§ **GIVEN DATA**:
******

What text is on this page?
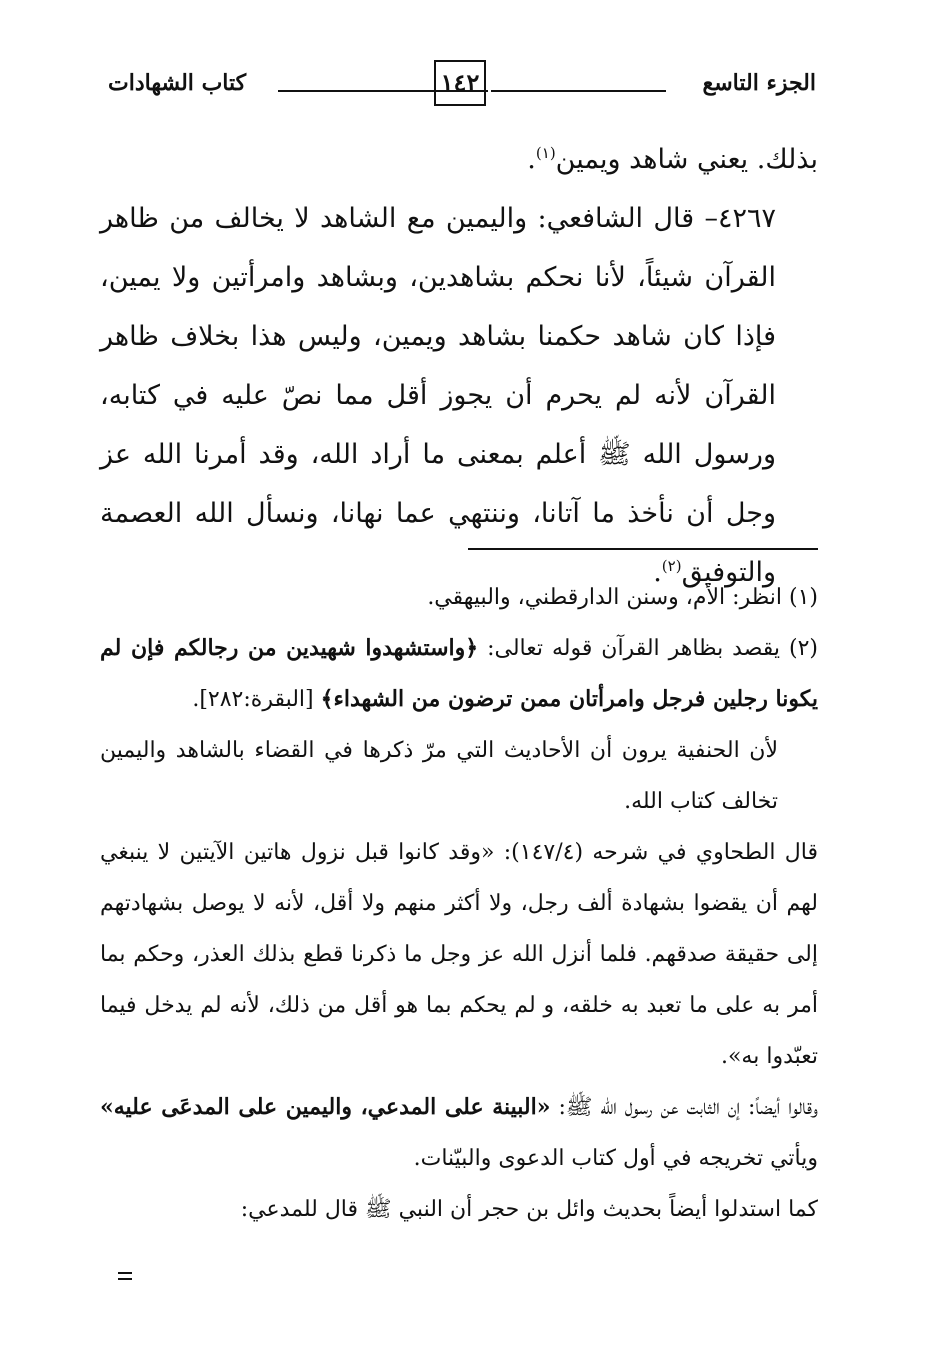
الجزء التاسع
١٤٢
كتاب الشهادات

بذلك. يعني شاهد ويمين$^{(١)}$.

٤٢٦٧– قال الشافعي: واليمين مع الشاهد لا يخالف من ظاهر القرآن شيئاً، لأنا نحكم بشاهدين، وبشاهد وامرأتين ولا يمين، فإذا كان شاهد حكمنا بشاهد ويمين، وليس هذا بخلاف ظاهر القرآن لأنه لم يحرم أن يجوز أقل مما نصّ عليه في كتابه، ورسول الله ﷺ أعلم بمعنى ما أراد الله، وقد أمرنا الله عز وجل أن نأخذ ما آتانا، وننتهي عما نهانا، ونسأل الله العصمة والتوفيق$^{(٢)}$.

(١) انظر: الأم، وسنن الدارقطني، والبيهقي.

(٢) يقصد بظاهر القرآن قوله تعالى: ﴿واستشهدوا شهيدين من رجالكم فإن لم يكونا رجلين فرجل وامرأتان ممن ترضون من الشهداء﴾ [البقرة:٢٨٢].

لأن الحنفية يرون أن الأحاديث التي مرّ ذكرها في القضاء بالشاهد واليمين تخالف كتاب الله.

قال الطحاوي في شرحه (١٤٧/٤): «وقد كانوا قبل نزول هاتين الآيتين لا ينبغي لهم أن يقضوا بشهادة ألف رجل، ولا أكثر منهم ولا أقل، لأنه لا يوصل بشهادتهم إلى حقيقة صدقهم. فلما أنزل الله عز وجل ما ذكرنا قطع بذلك العذر، وحكم بما أمر به على ما تعبد به خلقه، و لم يحكم بما هو أقل من ذلك، لأنه لم يدخل فيما تعبّدوا به».

وقالوا أيضاً: إن الثابت عن رسول الله ﷺ: «البينة على المدعي، واليمين على المدعَى عليه» ويأتي تخريجه في أول كتاب الدعوى والبيّنات.

كما استدلوا أيضاً بحديث وائل بن حجر أن النبي ﷺ قال للمدعي:
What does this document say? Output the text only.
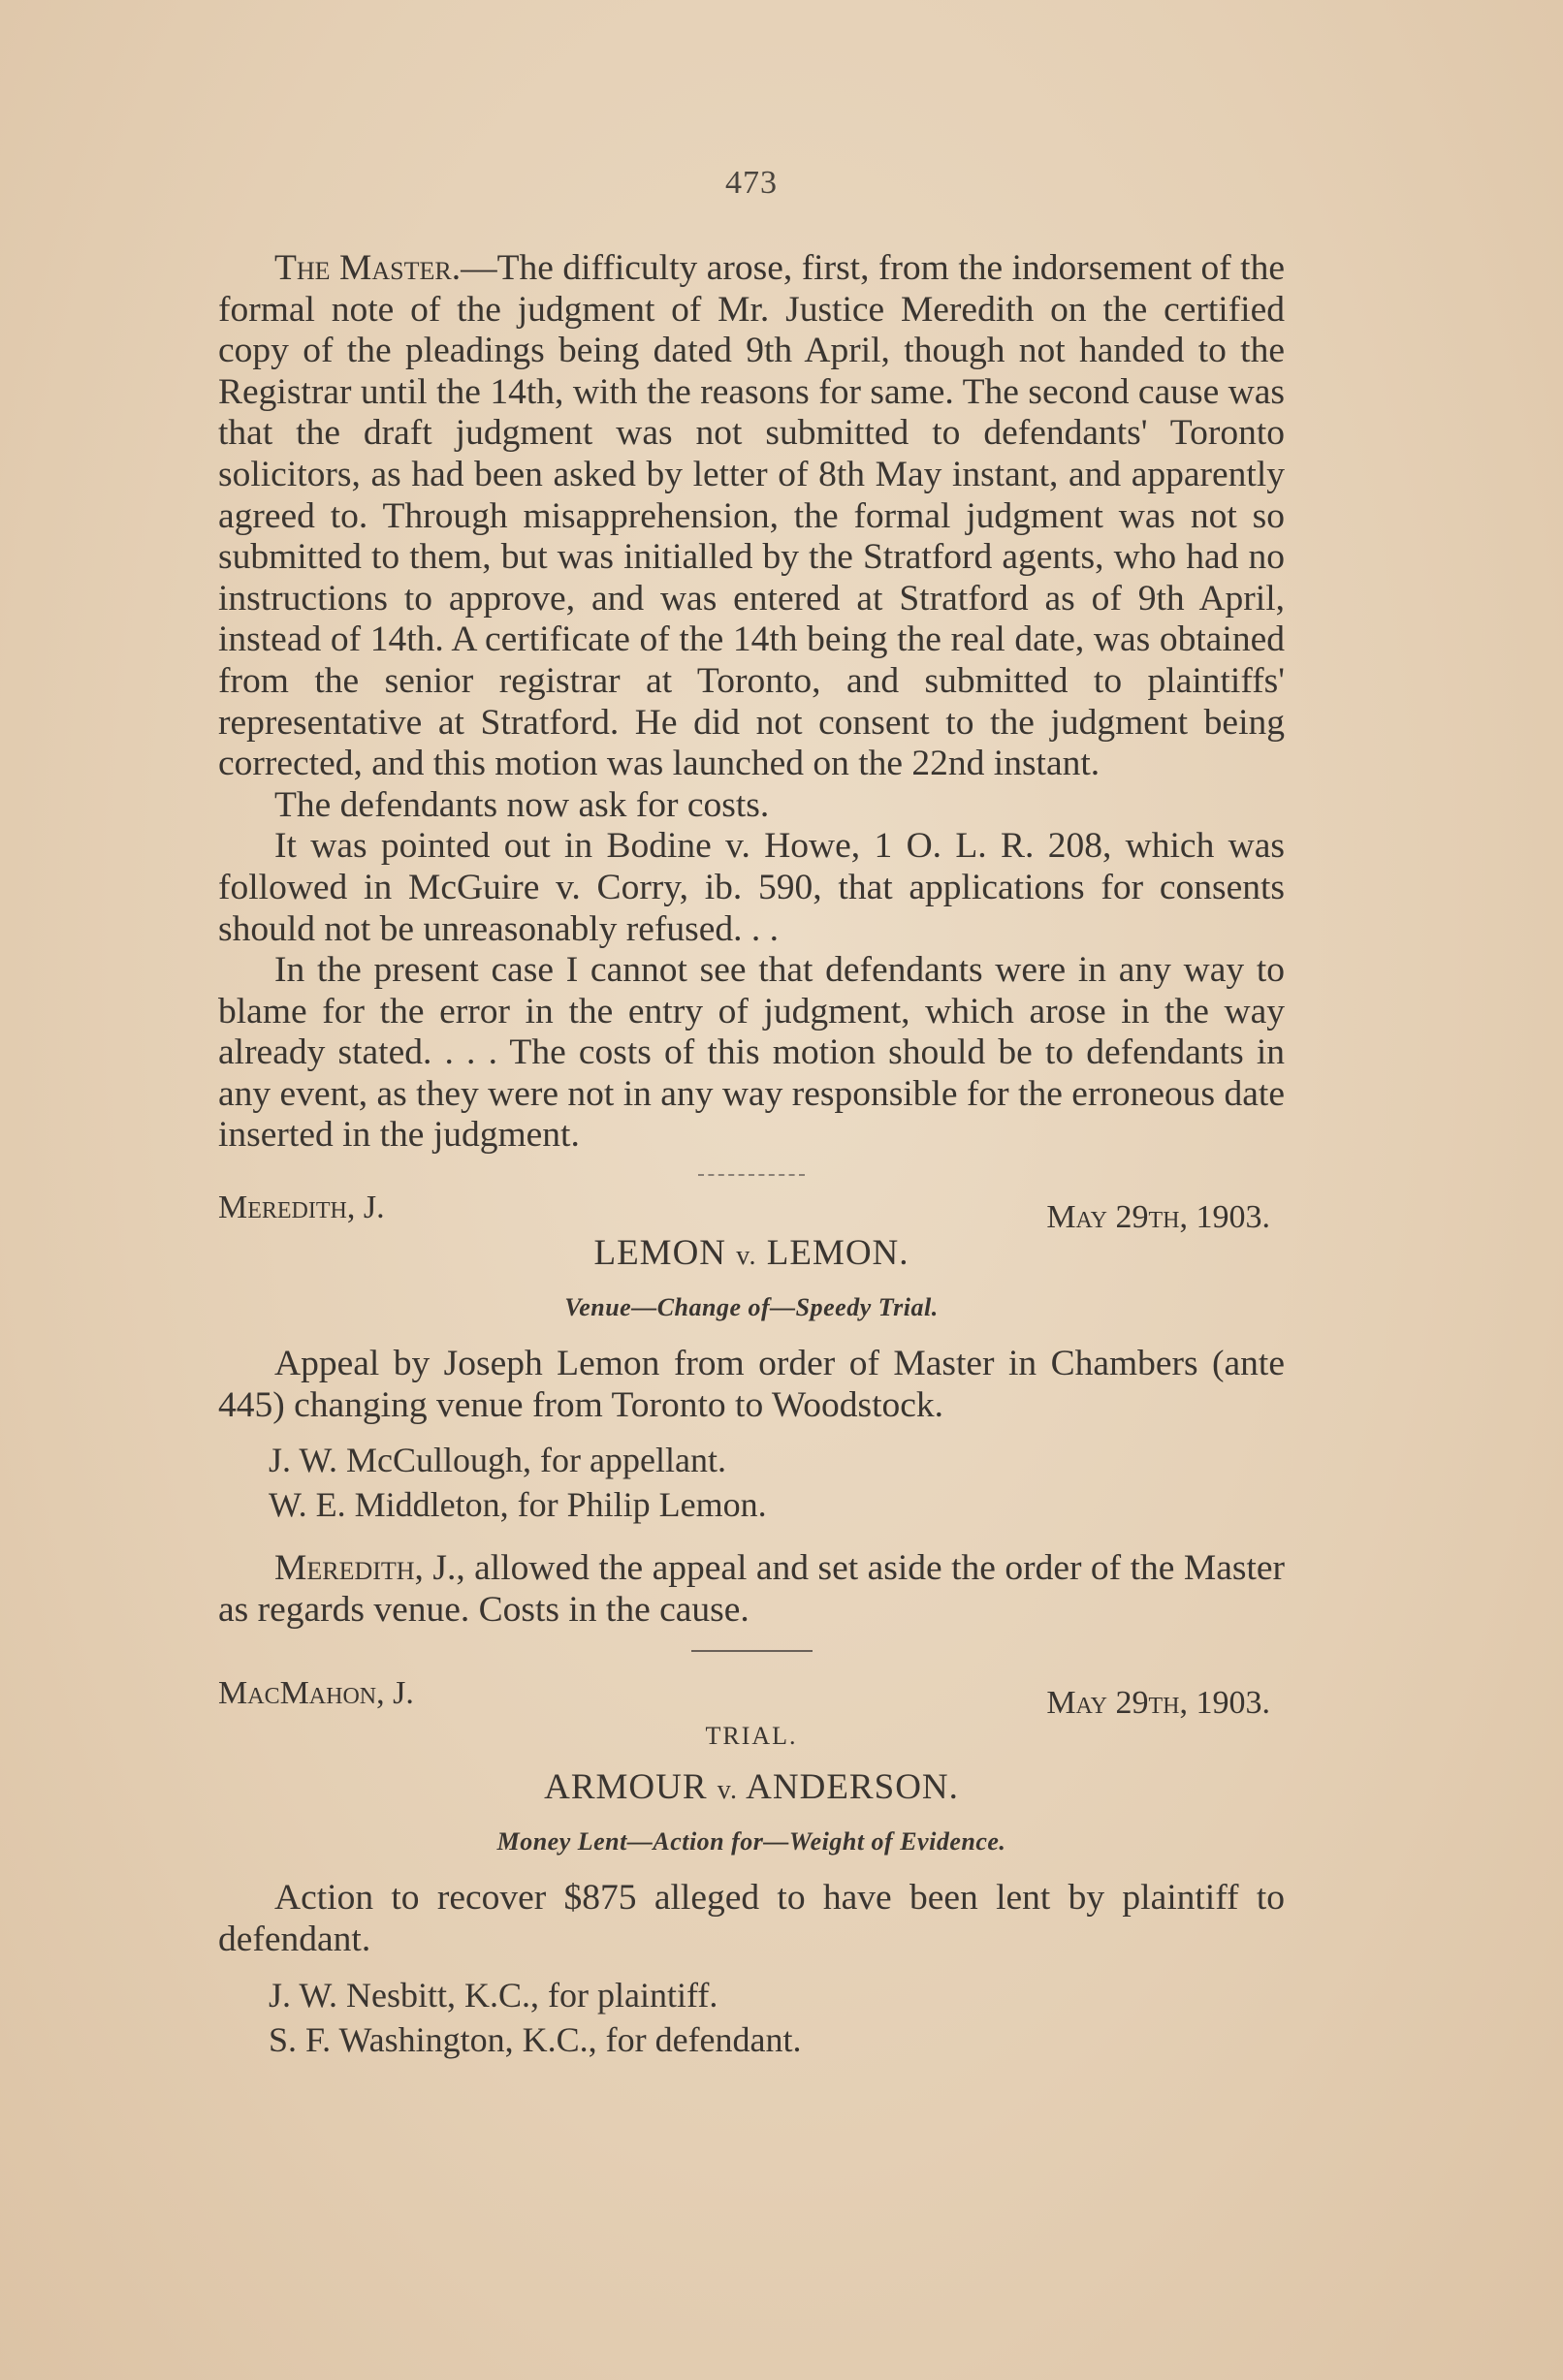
473

The Master.—The difficulty arose, first, from the indorsement of the formal note of the judgment of Mr. Justice Meredith on the certified copy of the pleadings being dated 9th April, though not handed to the Registrar until the 14th, with the reasons for same. The second cause was that the draft judgment was not submitted to defendants' Toronto solicitors, as had been asked by letter of 8th May instant, and apparently agreed to. Through misapprehension, the formal judgment was not so submitted to them, but was initialled by the Stratford agents, who had no instructions to approve, and was entered at Stratford as of 9th April, instead of 14th. A certificate of the 14th being the real date, was obtained from the senior registrar at Toronto, and submitted to plaintiffs' representative at Stratford. He did not consent to the judgment being corrected, and this motion was launched on the 22nd instant.

The defendants now ask for costs.

It was pointed out in Bodine v. Howe, 1 O. L. R. 208, which was followed in McGuire v. Corry, ib. 590, that applications for consents should not be unreasonably refused. . .

In the present case I cannot see that defendants were in any way to blame for the error in the entry of judgment, which arose in the way already stated. . . . The costs of this motion should be to defendants in any event, as they were not in any way responsible for the erroneous date inserted in the judgment.

Meredith, J.	May 29th, 1903.
LEMON v. LEMON.
Venue—Change of—Speedy Trial.

Appeal by Joseph Lemon from order of Master in Chambers (ante 445) changing venue from Toronto to Woodstock.

J. W. McCullough, for appellant.

W. E. Middleton, for Philip Lemon.

Meredith, J., allowed the appeal and set aside the order of the Master as regards venue. Costs in the cause.

MacMahon, J.	May 29th, 1903.
TRIAL.
ARMOUR v. ANDERSON.
Money Lent—Action for—Weight of Evidence.

Action to recover $875 alleged to have been lent by plaintiff to defendant.

J. W. Nesbitt, K.C., for plaintiff.

S. F. Washington, K.C., for defendant.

******

§ **INSTRUCTIONS FOR THE TASK**: Copy out every line of the listing that contains the string "What".

§ **CORRECT RESULT**:
What text is on this page?
What does this document say? Output the text only.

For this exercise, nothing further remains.